Given instruction:
Word for word, retype every entry in the listing.

Extracted records:
§

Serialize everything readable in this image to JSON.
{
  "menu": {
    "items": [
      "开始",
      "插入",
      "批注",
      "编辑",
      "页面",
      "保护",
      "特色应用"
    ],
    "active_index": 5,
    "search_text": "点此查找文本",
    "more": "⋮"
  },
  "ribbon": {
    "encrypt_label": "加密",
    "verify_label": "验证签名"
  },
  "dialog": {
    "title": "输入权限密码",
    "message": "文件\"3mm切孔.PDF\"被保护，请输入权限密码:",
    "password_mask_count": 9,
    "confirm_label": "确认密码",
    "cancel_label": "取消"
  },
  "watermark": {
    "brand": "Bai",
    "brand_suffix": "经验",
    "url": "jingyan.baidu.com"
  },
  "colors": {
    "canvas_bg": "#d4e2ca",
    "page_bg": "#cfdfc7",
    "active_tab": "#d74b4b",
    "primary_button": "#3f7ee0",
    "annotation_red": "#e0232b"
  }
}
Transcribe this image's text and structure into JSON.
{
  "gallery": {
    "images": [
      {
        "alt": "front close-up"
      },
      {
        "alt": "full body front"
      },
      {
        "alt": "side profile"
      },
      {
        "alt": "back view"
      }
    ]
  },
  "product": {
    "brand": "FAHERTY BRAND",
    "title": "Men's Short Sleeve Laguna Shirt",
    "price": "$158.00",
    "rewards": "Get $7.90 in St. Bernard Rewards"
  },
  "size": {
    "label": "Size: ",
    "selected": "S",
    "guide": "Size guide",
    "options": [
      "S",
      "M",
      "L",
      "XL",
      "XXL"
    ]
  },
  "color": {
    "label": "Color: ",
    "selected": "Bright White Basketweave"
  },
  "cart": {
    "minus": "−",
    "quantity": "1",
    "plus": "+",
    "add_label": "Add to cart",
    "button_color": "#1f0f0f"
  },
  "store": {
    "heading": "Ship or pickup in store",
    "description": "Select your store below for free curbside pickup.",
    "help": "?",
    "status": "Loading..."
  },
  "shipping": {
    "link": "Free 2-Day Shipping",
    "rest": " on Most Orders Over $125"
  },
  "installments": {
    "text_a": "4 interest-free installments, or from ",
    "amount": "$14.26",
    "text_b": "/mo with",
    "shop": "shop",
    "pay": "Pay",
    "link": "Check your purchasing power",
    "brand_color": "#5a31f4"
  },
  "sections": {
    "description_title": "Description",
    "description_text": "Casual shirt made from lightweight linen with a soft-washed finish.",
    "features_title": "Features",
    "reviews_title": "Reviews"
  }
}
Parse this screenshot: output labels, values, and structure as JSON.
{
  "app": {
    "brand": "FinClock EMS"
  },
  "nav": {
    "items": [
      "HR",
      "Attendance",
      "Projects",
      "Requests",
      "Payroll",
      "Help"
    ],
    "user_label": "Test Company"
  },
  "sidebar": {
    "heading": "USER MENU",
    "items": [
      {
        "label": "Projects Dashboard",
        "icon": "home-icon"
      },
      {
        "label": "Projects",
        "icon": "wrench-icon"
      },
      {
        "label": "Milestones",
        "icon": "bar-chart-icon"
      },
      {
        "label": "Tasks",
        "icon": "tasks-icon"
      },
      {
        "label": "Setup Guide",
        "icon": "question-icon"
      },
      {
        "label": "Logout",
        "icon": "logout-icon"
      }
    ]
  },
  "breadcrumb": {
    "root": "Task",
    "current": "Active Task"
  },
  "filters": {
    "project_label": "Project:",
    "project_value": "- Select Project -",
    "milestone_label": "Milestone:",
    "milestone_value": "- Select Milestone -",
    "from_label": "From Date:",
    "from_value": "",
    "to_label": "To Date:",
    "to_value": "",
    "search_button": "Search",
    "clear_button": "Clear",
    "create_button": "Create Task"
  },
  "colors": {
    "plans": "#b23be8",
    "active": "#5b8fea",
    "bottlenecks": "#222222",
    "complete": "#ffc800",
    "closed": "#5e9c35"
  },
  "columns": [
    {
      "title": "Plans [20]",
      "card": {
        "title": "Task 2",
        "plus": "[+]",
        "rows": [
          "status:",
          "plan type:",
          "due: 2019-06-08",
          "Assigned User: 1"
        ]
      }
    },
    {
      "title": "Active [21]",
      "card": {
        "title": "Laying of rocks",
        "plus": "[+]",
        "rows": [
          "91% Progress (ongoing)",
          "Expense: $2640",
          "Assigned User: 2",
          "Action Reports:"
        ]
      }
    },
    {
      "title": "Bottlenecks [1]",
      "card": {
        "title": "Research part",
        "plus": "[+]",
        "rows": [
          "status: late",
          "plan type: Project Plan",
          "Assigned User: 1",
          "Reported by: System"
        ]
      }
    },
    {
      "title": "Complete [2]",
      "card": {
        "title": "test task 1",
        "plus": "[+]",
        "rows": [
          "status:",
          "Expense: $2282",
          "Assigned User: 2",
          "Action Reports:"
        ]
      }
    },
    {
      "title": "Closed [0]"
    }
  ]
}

§

Reply to the task:
Serialize everything readable in this image to JSON.
{
  "menu": {
    "items": [
      "开始",
      "插入",
      "批注",
      "编辑",
      "页面",
      "保护",
      "特色应用"
    ],
    "active_index": 5,
    "search_text": "点此查找文本",
    "more": "⋮"
  },
  "ribbon": {
    "encrypt_label": "加密",
    "verify_label": "验证签名"
  },
  "dialog": {
    "title": "输入权限密码",
    "message": "文件\"3mm切孔.PDF\"被保护，请输入权限密码:",
    "password_mask_count": 9,
    "confirm_label": "确认密码",
    "cancel_label": "取消"
  },
  "watermark": {
    "brand": "Bai",
    "brand_suffix": "经验",
    "url": "jingyan.baidu.com"
  },
  "colors": {
    "canvas_bg": "#d4e2ca",
    "page_bg": "#cfdfc7",
    "active_tab": "#d74b4b",
    "primary_button": "#3f7ee0",
    "annotation_red": "#e0232b"
  }
}
Transcribe this image's text and structure into JSON.
{
  "gallery": {
    "images": [
      {
        "alt": "front close-up"
      },
      {
        "alt": "full body front"
      },
      {
        "alt": "side profile"
      },
      {
        "alt": "back view"
      }
    ]
  },
  "product": {
    "brand": "FAHERTY BRAND",
    "title": "Men's Short Sleeve Laguna Shirt",
    "price": "$158.00",
    "rewards": "Get $7.90 in St. Bernard Rewards"
  },
  "size": {
    "label": "Size: ",
    "selected": "S",
    "guide": "Size guide",
    "options": [
      "S",
      "M",
      "L",
      "XL",
      "XXL"
    ]
  },
  "color": {
    "label": "Color: ",
    "selected": "Bright White Basketweave"
  },
  "cart": {
    "minus": "−",
    "quantity": "1",
    "plus": "+",
    "add_label": "Add to cart",
    "button_color": "#1f0f0f"
  },
  "store": {
    "heading": "Ship or pickup in store",
    "description": "Select your store below for free curbside pickup.",
    "help": "?",
    "status": "Loading..."
  },
  "shipping": {
    "link": "Free 2-Day Shipping",
    "rest": " on Most Orders Over $125"
  },
  "installments": {
    "text_a": "4 interest-free installments, or from ",
    "amount": "$14.26",
    "text_b": "/mo with",
    "shop": "shop",
    "pay": "Pay",
    "link": "Check your purchasing power",
    "brand_color": "#5a31f4"
  },
  "sections": {
    "description_title": "Description",
    "description_text": "Casual shirt made from lightweight linen with a soft-washed finish.",
    "features_title": "Features",
    "reviews_title": "Reviews"
  }
}
Parse this screenshot: output labels, values, and structure as JSON.
{
  "app": {
    "brand": "FinClock EMS"
  },
  "nav": {
    "items": [
      "HR",
      "Attendance",
      "Projects",
      "Requests",
      "Payroll",
      "Help"
    ],
    "user_label": "Test Company"
  },
  "sidebar": {
    "heading": "USER MENU",
    "items": [
      {
        "label": "Projects Dashboard",
        "icon": "home-icon"
      },
      {
        "label": "Projects",
        "icon": "wrench-icon"
      },
      {
        "label": "Milestones",
        "icon": "bar-chart-icon"
      },
      {
        "label": "Tasks",
        "icon": "tasks-icon"
      },
      {
        "label": "Setup Guide",
        "icon": "question-icon"
      },
      {
        "label": "Logout",
        "icon": "logout-icon"
      }
    ]
  },
  "breadcrumb": {
    "root": "Task",
    "current": "Active Task"
  },
  "filters": {
    "project_label": "Project:",
    "project_value": "- Select Project -",
    "milestone_label": "Milestone:",
    "milestone_value": "- Select Milestone -",
    "from_label": "From Date:",
    "from_value": "",
    "to_label": "To Date:",
    "to_value": "",
    "search_button": "Search",
    "clear_button": "Clear",
    "create_button": "Create Task"
  },
  "colors": {
    "plans": "#b23be8",
    "active": "#5b8fea",
    "bottlenecks": "#222222",
    "complete": "#ffc800",
    "closed": "#5e9c35"
  },
  "columns": [
    {
      "title": "Plans [20]",
      "card": {
        "title": "Task 2",
        "plus": "[+]",
        "rows": [
          "status:",
          "plan type:",
          "due: 2019-06-08",
          "Assigned User: 1"
        ]
      }
    },
    {
      "title": "Active [21]",
      "card": {
        "title": "Laying of rocks",
        "plus": "[+]",
        "rows": [
          "91% Progress (ongoing)",
          "Expense: $2640",
          "Assigned User: 2",
          "Action Reports:"
        ]
      }
    },
    {
      "title": "Bottlenecks [1]",
      "card": {
        "title": "Research part",
        "plus": "[+]",
        "rows": [
          "status: late",
          "plan type: Project Plan",
          "Assigned User: 1",
          "Reported by: System"
        ]
      }
    },
    {
      "title": "Complete [2]",
      "card": {
        "title": "test task 1",
        "plus": "[+]",
        "rows": [
          "status:",
          "Expense: $2282",
          "Assigned User: 2",
          "Action Reports:"
        ]
      }
    },
    {
      "title": "Closed [0]"
    }
  ]
}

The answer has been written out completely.